* **Written exercise**
Turn every line of the records below into a numbered list, skipping blank lines and leaving the pictures out.

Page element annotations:
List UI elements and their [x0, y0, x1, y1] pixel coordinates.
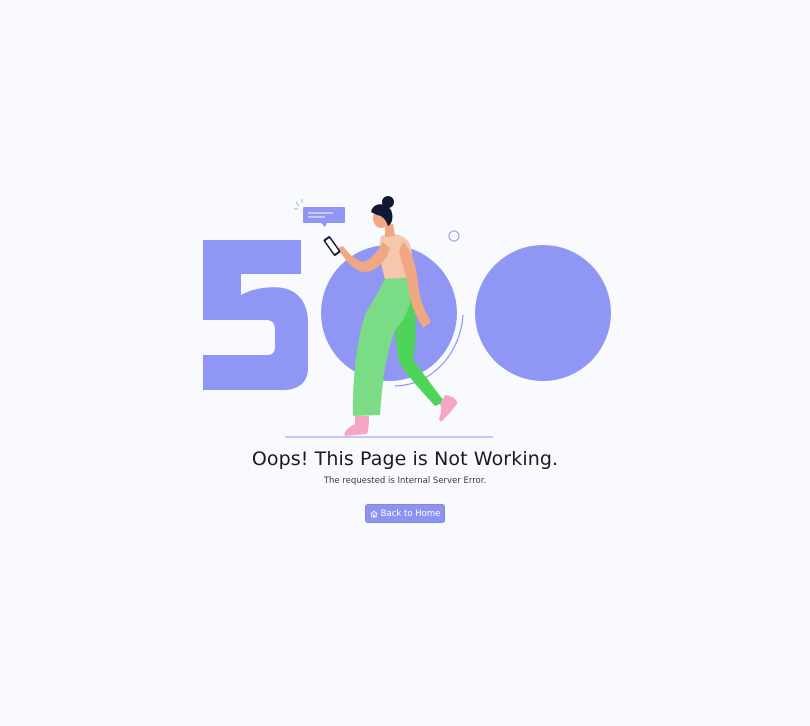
home-icon	[370, 510, 378, 518]
error-message: The requested is Internal Server Error.	[323, 476, 487, 486]
chat-bubble-icon	[294, 199, 345, 227]
digit-5-graphic	[203, 240, 308, 390]
error-title: Oops! This Page is Not Working.	[251, 448, 559, 470]
back-to-home-button[interactable]: Back to Home	[365, 504, 445, 523]
error-page: Oops! This Page is Not Working. The requ…	[0, 0, 810, 726]
error-illustration	[195, 190, 615, 445]
back-to-home-label: Back to Home	[380, 508, 441, 519]
digit-0-second-graphic	[475, 245, 611, 381]
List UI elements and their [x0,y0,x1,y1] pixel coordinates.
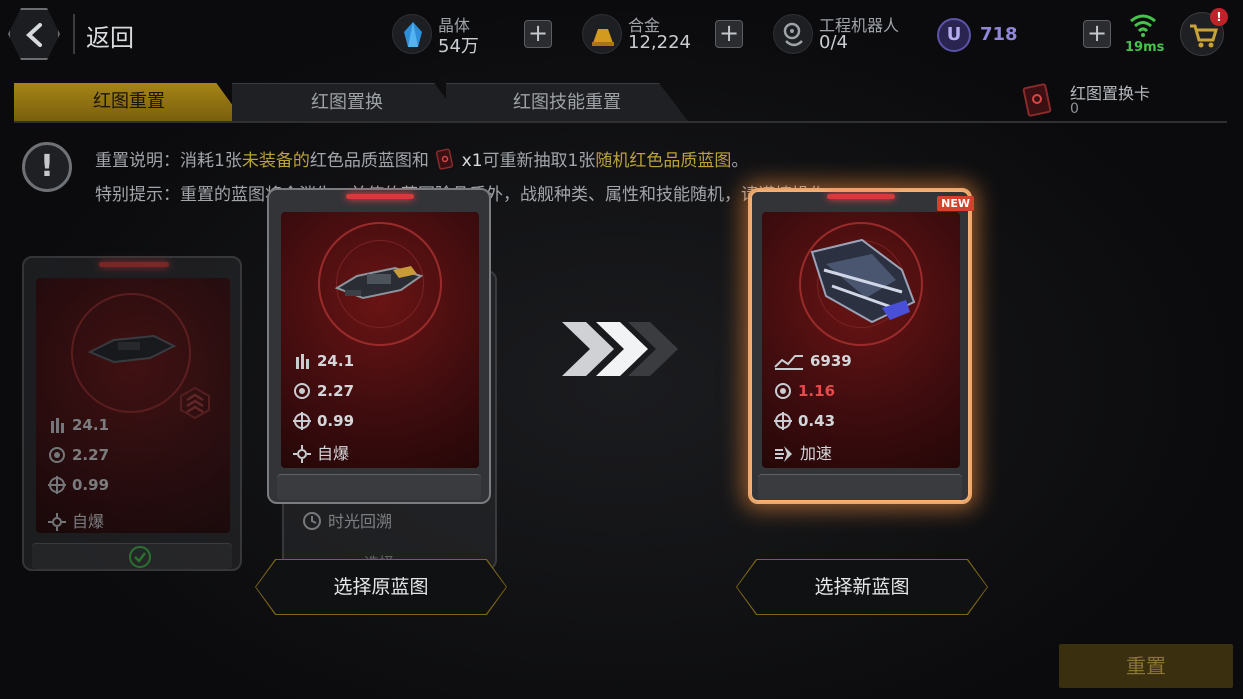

* **Answer in full**
1. List UI elements and their [x0, y0, x1, y1] pixel coordinates.
2. home-icon	[370, 510, 378, 518]
3. error-message: The requested is Internal Server Error.	[323, 476, 487, 486]
4. chat-bubble-icon	[294, 199, 345, 227]
5. digit-5-graphic	[203, 240, 308, 390]
6. error-title: Oops! This Page is Not Working.	[251, 448, 559, 470]
7. back-to-home-button[interactable]: Back to Home	[365, 504, 445, 523]
8. error-page: Oops! This Page is Not Working. The requ…	[0, 0, 810, 726]
9. error-illustration	[195, 190, 615, 445]
10. back-to-home-label: Back to Home	[380, 508, 441, 519]
11. digit-0-second-graphic	[475, 245, 611, 381]
12. List UI elements and their [x0,y0,x1,y1] pixel coordinates.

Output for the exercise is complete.